Provided material
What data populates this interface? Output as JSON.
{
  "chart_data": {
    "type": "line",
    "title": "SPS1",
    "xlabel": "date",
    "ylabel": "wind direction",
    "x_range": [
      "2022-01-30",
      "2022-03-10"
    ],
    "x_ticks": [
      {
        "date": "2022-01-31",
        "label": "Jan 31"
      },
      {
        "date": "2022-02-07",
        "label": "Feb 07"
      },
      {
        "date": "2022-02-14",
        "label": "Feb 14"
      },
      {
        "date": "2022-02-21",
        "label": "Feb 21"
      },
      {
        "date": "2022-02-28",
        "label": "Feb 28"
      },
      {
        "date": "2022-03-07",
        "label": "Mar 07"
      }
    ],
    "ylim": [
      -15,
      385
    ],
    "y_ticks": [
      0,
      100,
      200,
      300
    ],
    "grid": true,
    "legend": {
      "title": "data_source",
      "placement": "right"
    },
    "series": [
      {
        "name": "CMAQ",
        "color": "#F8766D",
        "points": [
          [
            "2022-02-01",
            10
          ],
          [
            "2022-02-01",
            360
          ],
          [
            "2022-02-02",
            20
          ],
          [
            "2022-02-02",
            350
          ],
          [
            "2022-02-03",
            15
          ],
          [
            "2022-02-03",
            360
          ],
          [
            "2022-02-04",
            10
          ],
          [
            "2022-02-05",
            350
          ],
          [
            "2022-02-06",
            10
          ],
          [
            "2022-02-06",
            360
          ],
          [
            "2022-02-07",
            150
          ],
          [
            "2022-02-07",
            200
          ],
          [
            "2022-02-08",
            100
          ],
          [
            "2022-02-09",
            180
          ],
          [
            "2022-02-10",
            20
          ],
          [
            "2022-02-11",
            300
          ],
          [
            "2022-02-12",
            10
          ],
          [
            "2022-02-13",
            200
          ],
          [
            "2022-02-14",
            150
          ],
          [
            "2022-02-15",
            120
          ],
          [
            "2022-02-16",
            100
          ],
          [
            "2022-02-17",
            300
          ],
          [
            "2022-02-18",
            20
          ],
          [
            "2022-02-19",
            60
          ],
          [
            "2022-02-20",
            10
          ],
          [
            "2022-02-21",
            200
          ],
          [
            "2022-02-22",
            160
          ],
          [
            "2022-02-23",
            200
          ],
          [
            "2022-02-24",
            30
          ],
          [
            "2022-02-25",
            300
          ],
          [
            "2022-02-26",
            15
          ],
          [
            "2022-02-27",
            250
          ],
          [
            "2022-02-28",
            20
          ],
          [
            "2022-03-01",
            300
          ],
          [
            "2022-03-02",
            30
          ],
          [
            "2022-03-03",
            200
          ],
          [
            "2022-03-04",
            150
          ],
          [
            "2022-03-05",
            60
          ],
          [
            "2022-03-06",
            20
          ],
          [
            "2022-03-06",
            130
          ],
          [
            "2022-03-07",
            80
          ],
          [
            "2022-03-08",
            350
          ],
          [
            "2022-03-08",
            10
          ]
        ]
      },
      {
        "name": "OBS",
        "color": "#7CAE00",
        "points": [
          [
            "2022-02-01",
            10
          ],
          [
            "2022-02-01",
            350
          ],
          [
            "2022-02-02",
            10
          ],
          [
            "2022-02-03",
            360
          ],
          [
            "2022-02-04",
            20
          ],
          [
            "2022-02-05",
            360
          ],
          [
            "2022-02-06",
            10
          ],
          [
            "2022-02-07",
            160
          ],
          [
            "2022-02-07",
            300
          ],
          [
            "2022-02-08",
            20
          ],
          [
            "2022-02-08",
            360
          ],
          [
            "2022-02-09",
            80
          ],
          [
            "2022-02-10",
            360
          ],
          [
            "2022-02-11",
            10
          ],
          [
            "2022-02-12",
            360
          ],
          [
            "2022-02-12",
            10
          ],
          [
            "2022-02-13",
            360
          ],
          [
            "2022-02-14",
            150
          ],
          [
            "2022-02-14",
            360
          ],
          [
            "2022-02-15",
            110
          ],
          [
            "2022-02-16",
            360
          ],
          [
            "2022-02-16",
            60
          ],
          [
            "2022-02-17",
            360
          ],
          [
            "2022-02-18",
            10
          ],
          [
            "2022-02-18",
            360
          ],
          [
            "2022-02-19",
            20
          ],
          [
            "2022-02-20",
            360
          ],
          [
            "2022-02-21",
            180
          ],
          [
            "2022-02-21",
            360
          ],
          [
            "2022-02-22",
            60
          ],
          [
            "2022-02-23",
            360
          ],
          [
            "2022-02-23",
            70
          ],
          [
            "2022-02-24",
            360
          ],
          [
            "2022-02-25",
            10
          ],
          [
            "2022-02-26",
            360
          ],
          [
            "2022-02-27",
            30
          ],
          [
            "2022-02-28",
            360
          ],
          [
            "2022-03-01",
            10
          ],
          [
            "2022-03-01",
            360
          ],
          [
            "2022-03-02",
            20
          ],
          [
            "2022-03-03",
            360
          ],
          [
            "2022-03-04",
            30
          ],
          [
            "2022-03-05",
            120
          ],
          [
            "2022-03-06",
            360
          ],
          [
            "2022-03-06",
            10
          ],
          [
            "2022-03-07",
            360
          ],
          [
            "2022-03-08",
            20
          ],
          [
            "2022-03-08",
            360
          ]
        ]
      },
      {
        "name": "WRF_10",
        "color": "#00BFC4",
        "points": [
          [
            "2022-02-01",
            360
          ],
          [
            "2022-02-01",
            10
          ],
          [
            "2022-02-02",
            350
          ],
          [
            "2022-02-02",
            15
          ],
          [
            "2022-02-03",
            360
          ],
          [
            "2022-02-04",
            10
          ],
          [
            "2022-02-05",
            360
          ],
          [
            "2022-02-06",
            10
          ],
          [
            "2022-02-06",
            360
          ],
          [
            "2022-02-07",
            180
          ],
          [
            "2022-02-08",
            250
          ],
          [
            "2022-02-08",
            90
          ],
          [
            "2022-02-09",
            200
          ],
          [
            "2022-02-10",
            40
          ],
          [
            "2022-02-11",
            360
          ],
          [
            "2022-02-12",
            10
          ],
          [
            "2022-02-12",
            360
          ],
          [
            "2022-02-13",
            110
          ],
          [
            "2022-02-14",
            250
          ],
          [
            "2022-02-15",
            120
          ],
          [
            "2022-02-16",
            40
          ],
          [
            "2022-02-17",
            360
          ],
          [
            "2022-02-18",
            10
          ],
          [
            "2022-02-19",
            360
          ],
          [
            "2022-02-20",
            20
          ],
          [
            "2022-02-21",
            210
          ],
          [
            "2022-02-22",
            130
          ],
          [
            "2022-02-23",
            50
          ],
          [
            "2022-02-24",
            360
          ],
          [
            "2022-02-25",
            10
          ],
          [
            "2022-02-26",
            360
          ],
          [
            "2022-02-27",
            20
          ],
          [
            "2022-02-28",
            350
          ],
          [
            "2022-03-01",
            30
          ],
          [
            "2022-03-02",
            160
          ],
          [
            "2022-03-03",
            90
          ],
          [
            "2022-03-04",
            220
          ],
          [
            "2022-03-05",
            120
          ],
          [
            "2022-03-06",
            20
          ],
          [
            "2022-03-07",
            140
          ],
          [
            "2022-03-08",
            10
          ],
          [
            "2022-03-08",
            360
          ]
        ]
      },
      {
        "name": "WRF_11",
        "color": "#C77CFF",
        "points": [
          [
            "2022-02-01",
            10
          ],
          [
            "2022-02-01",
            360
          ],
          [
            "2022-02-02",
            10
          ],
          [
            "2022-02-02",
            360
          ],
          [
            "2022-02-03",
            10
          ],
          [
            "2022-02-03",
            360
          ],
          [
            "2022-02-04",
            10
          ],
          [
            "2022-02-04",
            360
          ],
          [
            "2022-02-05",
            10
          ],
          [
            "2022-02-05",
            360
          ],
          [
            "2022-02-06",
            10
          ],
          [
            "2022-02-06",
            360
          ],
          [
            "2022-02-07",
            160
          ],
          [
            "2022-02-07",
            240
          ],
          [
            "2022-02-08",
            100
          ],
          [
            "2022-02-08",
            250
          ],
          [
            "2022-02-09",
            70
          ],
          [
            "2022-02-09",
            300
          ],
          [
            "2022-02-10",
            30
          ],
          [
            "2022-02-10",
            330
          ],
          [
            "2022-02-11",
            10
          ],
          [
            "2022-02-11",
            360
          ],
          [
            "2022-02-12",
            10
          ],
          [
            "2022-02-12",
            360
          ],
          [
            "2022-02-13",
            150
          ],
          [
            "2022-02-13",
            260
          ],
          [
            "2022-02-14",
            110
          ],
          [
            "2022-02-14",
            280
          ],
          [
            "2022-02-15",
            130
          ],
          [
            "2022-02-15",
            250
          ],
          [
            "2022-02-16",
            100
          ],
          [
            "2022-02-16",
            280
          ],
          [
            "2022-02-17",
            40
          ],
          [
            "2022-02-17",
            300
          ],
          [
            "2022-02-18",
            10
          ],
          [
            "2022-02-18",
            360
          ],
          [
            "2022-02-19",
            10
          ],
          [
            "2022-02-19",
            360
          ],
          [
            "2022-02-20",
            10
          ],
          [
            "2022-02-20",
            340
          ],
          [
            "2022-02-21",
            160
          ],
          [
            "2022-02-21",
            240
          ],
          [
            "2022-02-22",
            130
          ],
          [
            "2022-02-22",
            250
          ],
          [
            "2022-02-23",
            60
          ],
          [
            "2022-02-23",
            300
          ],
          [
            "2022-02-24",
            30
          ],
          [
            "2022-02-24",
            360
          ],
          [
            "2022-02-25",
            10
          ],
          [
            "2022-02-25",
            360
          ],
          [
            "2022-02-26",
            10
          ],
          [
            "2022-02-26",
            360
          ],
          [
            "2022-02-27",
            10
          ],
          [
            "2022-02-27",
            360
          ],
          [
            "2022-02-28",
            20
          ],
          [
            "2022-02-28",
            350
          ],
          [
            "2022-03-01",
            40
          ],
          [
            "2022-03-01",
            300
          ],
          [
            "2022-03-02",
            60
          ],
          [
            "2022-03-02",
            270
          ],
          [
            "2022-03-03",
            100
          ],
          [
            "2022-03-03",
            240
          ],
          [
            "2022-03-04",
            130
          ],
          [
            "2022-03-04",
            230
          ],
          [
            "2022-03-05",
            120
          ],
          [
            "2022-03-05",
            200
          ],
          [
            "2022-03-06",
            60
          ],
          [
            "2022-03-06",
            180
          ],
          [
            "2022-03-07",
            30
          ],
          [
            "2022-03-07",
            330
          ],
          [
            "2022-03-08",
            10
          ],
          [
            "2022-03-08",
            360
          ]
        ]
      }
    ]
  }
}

Request
Show all lines above holding "color".

Written reply
        "color": "#F8766D",
        "color": "#7CAE00",
        "color": "#00BFC4",
        "color": "#C77CFF",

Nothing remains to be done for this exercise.